Produce an exact transcription of the listing below, omitting the pictures.

[start]

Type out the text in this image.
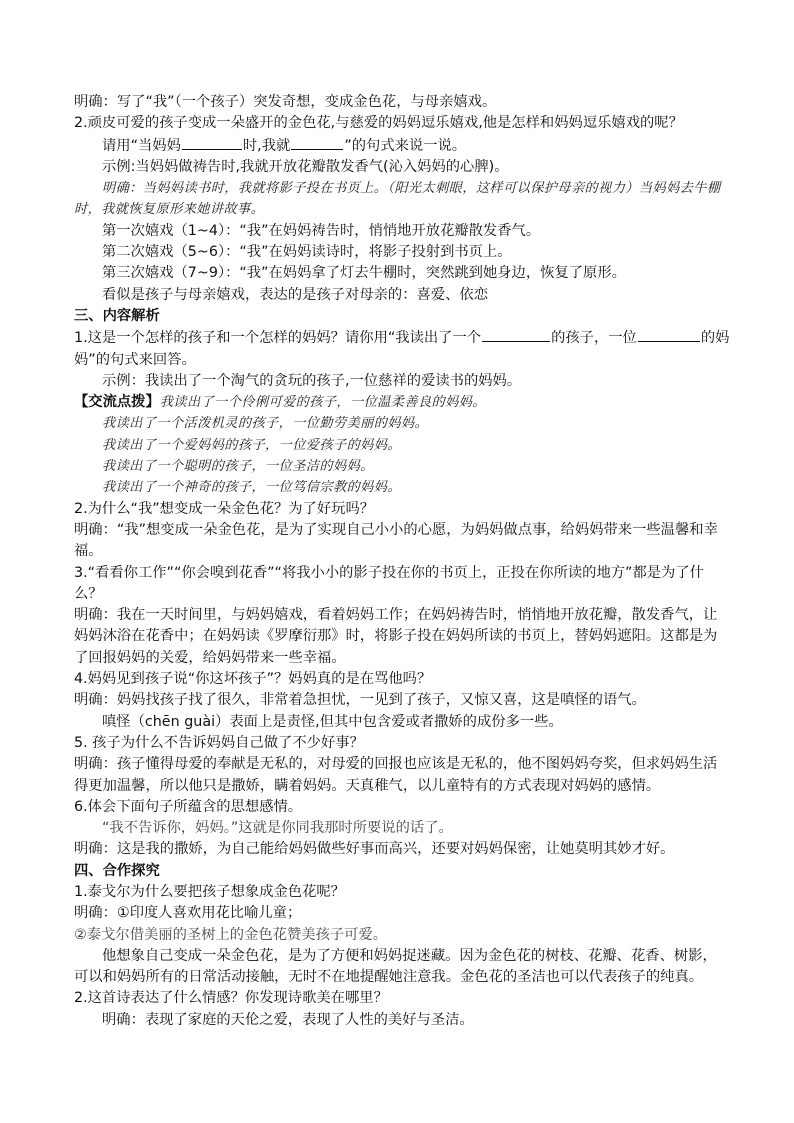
明确：写了“我”（一个孩子）突发奇想，变成金色花，与母亲嬉戏。
2.顽皮可爱的孩子变成一朵盛开的金色花,与慈爱的妈妈逗乐嬉戏,他是怎样和妈妈逗乐嬉戏的呢？
请用“当妈妈	时,我就	”的句式来说一说。
示例:当妈妈做祷告时,我就开放花瓣散发香气(沁入妈妈的心脾)。
明确：当妈妈读书时，我就将影子投在书页上。（阳光太刺眼，这样可以保护母亲的视力）当妈妈去牛棚
时，我就恢复原形来她讲故事。
第一次嬉戏（1~4）：“我”在妈妈祷告时，悄悄地开放花瓣散发香气。
第二次嬉戏（5~6）：“我”在妈妈读诗时，将影子投射到书页上。
第三次嬉戏（7~9）：“我”在妈妈拿了灯去牛棚时，突然跳到她身边，恢复了原形。
看似是孩子与母亲嬉戏，表达的是孩子对母亲的：喜爱、依恋
三、内容解析
1.这是一个怎样的孩子和一个怎样的妈妈？请你用“我读出了一个	的孩子，一位	的妈
妈”的句式来回答。
示例：我读出了一个淘气的贪玩的孩子,一位慈祥的爱读书的妈妈。
【交流点拨】我读出了一个伶俐可爱的孩子，一位温柔善良的妈妈。
我读出了一个活泼机灵的孩子，一位勤劳美丽的妈妈。
我读出了一个爱妈妈的孩子，一位爱孩子的妈妈。
我读出了一个聪明的孩子，一位圣洁的妈妈。
我读出了一个神奇的孩子，一位笃信宗教的妈妈。
2.为什么“我”想变成一朵金色花？为了好玩吗？
明确：“我”想变成一朵金色花，是为了实现自己小小的心愿，为妈妈做点事，给妈妈带来一些温馨和幸福。
3.“看看你工作”“你会嗅到花香”“将我小小的影子投在你的书页上，正投在你所读的地方”都是为了什么？
明确：我在一天时间里，与妈妈嬉戏，看着妈妈工作；在妈妈祷告时，悄悄地开放花瓣，散发香气，让妈妈沐浴在花香中；在妈妈读《罗摩衍那》时，将影子投在妈妈所读的书页上，替妈妈遮阳。这都是为了回报妈妈的关爱，给妈妈带来一些幸福。
4.妈妈见到孩子说“你这坏孩子”？妈妈真的是在骂他吗？
明确：妈妈找孩子找了很久，非常着急担忧，一见到了孩子，又惊又喜，这是嗔怪的语气。
嗔怪（chēn guài）表面上是责怪,但其中包含爱或者撒娇的成份多一些。
5. 孩子为什么不告诉妈妈自己做了不少好事？
明确：孩子懂得母爱的奉献是无私的，对母爱的回报也应该是无私的，他不图妈妈夸奖，但求妈妈生活得更加温馨，所以他只是撒娇，瞒着妈妈。天真稚气，以儿童特有的方式表现对妈妈的感情。
6.体会下面句子所蕴含的思想感情。
“我不告诉你，妈妈。”这就是你同我那时所要说的话了。
明确：这是我的撒娇，为自己能给妈妈做些好事而高兴，还要对妈妈保密，让她莫明其妙才好。
四、合作探究
1.泰戈尔为什么要把孩子想象成金色花呢？
明确：①印度人喜欢用花比喻儿童；
②泰戈尔借美丽的圣树上的金色花赞美孩子可爱。
他想象自己变成一朵金色花，是为了方便和妈妈捉迷藏。因为金色花的树枝、花瓣、花香、树影，可以和妈妈所有的日常活动接触，无时不在地提醒她注意我。金色花的圣洁也可以代表孩子的纯真。
2.这首诗表达了什么情感？你发现诗歌美在哪里？
明确：表现了家庭的天伦之爱，表现了人性的美好与圣洁。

[end]

#### OUTPUT OF THE TASK
Type out the text in this image.
明确：写了“我”（一个孩子）突发奇想，变成金色花，与母亲嬉戏。
2.顽皮可爱的孩子变成一朵盛开的金色花,与慈爱的妈妈逗乐嬉戏,他是怎样和妈妈逗乐嬉戏的呢？
请用“当妈妈	时,我就	”的句式来说一说。
示例:当妈妈做祷告时,我就开放花瓣散发香气(沁入妈妈的心脾)。
明确：当妈妈读书时，我就将影子投在书页上。（阳光太刺眼，这样可以保护母亲的视力）当妈妈去牛棚
时，我就恢复原形来她讲故事。
第一次嬉戏（1~4）：“我”在妈妈祷告时，悄悄地开放花瓣散发香气。
第二次嬉戏（5~6）：“我”在妈妈读诗时，将影子投射到书页上。
第三次嬉戏（7~9）：“我”在妈妈拿了灯去牛棚时，突然跳到她身边，恢复了原形。
看似是孩子与母亲嬉戏，表达的是孩子对母亲的：喜爱、依恋
三、内容解析
1.这是一个怎样的孩子和一个怎样的妈妈？请你用“我读出了一个	的孩子，一位	的妈
妈”的句式来回答。
示例：我读出了一个淘气的贪玩的孩子,一位慈祥的爱读书的妈妈。
【交流点拨】我读出了一个伶俐可爱的孩子，一位温柔善良的妈妈。
我读出了一个活泼机灵的孩子，一位勤劳美丽的妈妈。
我读出了一个爱妈妈的孩子，一位爱孩子的妈妈。
我读出了一个聪明的孩子，一位圣洁的妈妈。
我读出了一个神奇的孩子，一位笃信宗教的妈妈。
2.为什么“我”想变成一朵金色花？为了好玩吗？
明确：“我”想变成一朵金色花，是为了实现自己小小的心愿，为妈妈做点事，给妈妈带来一些温馨和幸福。
3.“看看你工作”“你会嗅到花香”“将我小小的影子投在你的书页上，正投在你所读的地方”都是为了什么？
明确：我在一天时间里，与妈妈嬉戏，看着妈妈工作；在妈妈祷告时，悄悄地开放花瓣，散发香气，让妈妈沐浴在花香中；在妈妈读《罗摩衍那》时，将影子投在妈妈所读的书页上，替妈妈遮阳。这都是为了回报妈妈的关爱，给妈妈带来一些幸福。
4.妈妈见到孩子说“你这坏孩子”？妈妈真的是在骂他吗？
明确：妈妈找孩子找了很久，非常着急担忧，一见到了孩子，又惊又喜，这是嗔怪的语气。
嗔怪（chēn guài）表面上是责怪,但其中包含爱或者撒娇的成份多一些。
5. 孩子为什么不告诉妈妈自己做了不少好事？
明确：孩子懂得母爱的奉献是无私的，对母爱的回报也应该是无私的，他不图妈妈夸奖，但求妈妈生活得更加温馨，所以他只是撒娇，瞒着妈妈。天真稚气，以儿童特有的方式表现对妈妈的感情。
6.体会下面句子所蕴含的思想感情。
“我不告诉你，妈妈。”这就是你同我那时所要说的话了。
明确：这是我的撒娇，为自己能给妈妈做些好事而高兴，还要对妈妈保密，让她莫明其妙才好。
四、合作探究
1.泰戈尔为什么要把孩子想象成金色花呢？
明确：①印度人喜欢用花比喻儿童；
②泰戈尔借美丽的圣树上的金色花赞美孩子可爱。
他想象自己变成一朵金色花，是为了方便和妈妈捉迷藏。因为金色花的树枝、花瓣、花香、树影，可以和妈妈所有的日常活动接触，无时不在地提醒她注意我。金色花的圣洁也可以代表孩子的纯真。
2.这首诗表达了什么情感？你发现诗歌美在哪里？
明确：表现了家庭的天伦之爱，表现了人性的美好与圣洁。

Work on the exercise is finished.